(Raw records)
--------------------------------

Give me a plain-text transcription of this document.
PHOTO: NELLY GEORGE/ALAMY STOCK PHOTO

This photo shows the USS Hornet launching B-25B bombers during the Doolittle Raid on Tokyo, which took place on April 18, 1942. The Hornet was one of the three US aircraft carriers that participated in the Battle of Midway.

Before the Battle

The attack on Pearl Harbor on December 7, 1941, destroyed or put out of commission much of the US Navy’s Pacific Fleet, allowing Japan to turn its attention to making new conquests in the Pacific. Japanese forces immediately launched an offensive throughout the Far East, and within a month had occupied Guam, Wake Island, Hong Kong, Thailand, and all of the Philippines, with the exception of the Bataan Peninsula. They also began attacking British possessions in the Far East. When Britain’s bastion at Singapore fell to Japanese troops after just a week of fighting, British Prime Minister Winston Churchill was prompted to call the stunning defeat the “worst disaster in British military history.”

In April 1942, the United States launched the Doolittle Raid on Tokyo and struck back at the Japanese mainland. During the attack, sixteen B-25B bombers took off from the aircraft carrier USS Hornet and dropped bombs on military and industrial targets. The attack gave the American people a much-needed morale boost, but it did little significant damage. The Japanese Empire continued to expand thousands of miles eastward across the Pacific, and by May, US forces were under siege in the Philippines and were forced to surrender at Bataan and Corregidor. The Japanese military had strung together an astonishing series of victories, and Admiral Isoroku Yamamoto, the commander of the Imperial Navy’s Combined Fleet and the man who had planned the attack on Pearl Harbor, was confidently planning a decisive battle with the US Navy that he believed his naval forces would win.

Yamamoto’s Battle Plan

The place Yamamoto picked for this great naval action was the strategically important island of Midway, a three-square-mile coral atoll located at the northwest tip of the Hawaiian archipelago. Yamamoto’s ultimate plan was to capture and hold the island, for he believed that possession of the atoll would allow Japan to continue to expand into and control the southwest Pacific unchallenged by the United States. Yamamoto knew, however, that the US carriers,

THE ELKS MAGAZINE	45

--------------------------------

# [THE PROBLEM]
Pick out and copy the lines of the entries that hold the string "bombers".

# [SOLUTION TO THIS PROBLEM]
This photo shows the USS Hornet launching B-25B bombers during the Doolittle Raid on Tokyo, which took place on April 18, 1942. The Hornet was one of the three US aircraft carriers that participated in the Battle of Midway.
In April 1942, the United States launched the Doolittle Raid on Tokyo and struck back at the Japanese mainland. During the attack, sixteen B-25B bombers took off from the aircraft carrier USS Hornet and dropped bombs on military and industrial targets. The attack gave the American people a much-needed morale boost, but it did little significant damage. The Japanese Empire continued to expand thousands of miles eastward across the Pacific, and by May, US forces were under siege in the Philippines and were forced to surrender at Bataan and Corregidor. The Japanese military had strung together an astonishing series of victories, and Admiral Isoroku Yamamoto, the commander of the Imperial Navy’s Combined Fleet and the man who had planned the attack on Pearl Harbor, was confidently planning a decisive battle with the US Navy that he believed his naval forces would win.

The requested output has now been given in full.